# Collection entries
---*---

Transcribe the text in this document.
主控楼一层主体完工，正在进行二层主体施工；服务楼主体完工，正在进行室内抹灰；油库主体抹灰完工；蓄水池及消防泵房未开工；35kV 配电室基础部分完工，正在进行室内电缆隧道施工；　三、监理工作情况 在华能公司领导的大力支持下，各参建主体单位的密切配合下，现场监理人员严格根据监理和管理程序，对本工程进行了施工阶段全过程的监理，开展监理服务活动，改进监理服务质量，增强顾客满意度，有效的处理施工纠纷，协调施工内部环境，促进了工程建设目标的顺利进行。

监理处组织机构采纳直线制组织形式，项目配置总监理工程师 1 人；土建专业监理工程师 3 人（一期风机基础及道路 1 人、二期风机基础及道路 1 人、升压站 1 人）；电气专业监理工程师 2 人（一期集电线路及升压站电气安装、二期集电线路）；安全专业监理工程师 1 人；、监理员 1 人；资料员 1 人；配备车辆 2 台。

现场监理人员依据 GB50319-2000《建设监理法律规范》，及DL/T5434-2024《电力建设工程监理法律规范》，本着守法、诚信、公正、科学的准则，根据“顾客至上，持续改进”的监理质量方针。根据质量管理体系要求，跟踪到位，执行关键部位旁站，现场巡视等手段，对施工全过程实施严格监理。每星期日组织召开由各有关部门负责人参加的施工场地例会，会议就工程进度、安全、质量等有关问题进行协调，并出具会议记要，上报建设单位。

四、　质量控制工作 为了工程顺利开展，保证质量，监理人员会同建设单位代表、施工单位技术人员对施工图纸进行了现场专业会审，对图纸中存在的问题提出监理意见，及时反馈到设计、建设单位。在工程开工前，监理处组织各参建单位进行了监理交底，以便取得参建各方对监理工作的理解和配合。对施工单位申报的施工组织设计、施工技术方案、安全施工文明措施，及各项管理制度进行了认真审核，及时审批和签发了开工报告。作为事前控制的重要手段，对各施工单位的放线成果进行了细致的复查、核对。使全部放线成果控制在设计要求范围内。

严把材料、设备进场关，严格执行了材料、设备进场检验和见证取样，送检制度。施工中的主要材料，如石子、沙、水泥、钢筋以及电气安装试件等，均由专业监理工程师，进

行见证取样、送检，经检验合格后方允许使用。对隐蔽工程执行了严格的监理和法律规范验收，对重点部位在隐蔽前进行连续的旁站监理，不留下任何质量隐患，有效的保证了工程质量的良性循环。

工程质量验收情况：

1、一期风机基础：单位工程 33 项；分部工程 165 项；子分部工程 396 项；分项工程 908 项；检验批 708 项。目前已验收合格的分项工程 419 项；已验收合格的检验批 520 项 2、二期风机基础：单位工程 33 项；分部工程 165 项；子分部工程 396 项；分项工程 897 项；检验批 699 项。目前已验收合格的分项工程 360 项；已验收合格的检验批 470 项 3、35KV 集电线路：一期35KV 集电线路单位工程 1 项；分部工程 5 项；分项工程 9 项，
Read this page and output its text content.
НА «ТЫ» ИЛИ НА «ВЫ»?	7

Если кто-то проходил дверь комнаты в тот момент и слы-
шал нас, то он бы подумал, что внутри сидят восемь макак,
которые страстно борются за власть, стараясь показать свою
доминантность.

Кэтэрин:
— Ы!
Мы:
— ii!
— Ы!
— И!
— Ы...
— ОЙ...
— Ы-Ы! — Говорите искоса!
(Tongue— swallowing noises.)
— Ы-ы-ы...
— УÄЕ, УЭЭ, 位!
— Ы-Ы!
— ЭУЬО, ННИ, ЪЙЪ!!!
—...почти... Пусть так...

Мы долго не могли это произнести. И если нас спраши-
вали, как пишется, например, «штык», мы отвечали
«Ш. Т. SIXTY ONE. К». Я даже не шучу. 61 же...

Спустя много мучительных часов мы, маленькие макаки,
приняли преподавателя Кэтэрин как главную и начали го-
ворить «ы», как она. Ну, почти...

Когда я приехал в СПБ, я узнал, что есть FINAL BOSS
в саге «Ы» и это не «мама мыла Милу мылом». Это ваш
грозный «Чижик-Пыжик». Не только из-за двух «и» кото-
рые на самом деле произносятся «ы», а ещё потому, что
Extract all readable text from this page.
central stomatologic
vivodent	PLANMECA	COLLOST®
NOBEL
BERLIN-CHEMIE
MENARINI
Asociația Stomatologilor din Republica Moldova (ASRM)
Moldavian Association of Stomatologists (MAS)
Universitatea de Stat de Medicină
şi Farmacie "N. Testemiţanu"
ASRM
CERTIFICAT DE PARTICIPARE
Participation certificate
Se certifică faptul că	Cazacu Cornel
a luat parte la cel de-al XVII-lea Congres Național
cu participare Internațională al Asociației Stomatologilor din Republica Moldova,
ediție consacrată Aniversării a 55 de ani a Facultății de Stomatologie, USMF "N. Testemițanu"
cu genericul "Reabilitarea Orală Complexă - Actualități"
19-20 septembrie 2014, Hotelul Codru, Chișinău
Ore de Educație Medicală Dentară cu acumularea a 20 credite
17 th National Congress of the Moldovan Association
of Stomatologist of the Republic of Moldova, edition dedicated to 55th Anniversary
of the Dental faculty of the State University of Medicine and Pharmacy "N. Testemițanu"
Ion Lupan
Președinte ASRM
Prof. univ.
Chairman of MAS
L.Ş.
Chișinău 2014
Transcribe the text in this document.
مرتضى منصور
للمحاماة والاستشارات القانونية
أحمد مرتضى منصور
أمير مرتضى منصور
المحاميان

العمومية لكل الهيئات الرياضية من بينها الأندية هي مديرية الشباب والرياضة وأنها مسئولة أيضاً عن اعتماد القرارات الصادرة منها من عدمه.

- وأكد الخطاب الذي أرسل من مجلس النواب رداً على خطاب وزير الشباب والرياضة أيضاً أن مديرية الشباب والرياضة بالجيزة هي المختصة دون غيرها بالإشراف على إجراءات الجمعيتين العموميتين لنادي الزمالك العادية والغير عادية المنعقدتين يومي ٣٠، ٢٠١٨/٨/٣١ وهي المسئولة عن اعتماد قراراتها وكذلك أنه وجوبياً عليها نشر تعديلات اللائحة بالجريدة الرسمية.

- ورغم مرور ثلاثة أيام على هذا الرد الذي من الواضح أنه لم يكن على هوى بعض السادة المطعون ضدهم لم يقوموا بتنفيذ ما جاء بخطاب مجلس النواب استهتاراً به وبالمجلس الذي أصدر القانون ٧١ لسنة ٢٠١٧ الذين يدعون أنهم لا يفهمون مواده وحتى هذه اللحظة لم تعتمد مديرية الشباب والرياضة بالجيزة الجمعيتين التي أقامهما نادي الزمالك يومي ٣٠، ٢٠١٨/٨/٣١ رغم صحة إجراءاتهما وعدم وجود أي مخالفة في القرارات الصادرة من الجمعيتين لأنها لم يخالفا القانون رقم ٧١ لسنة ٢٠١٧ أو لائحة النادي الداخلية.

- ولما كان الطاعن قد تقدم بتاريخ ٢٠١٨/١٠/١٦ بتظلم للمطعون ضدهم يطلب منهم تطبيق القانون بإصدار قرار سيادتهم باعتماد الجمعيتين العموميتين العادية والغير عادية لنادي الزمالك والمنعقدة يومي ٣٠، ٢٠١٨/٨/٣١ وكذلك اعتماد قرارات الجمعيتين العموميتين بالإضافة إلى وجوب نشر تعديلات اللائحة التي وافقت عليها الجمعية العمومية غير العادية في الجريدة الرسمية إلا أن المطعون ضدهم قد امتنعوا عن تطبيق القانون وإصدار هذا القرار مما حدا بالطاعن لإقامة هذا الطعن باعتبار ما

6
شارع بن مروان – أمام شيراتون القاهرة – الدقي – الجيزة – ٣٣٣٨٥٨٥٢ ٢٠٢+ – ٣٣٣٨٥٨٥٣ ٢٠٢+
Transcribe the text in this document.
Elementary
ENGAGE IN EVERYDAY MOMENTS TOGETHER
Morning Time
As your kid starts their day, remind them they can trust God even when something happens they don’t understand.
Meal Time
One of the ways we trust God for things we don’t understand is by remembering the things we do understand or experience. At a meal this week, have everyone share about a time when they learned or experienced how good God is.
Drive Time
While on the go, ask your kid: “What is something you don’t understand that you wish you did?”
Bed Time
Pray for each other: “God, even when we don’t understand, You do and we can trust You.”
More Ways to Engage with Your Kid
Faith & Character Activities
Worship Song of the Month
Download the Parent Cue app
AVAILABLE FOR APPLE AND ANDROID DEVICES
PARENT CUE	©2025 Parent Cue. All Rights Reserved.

---*---

# Aim of the exercise
Lines containing the word "تعديلات" are to be counted in the listing; state their number alone.

# Response to this task
2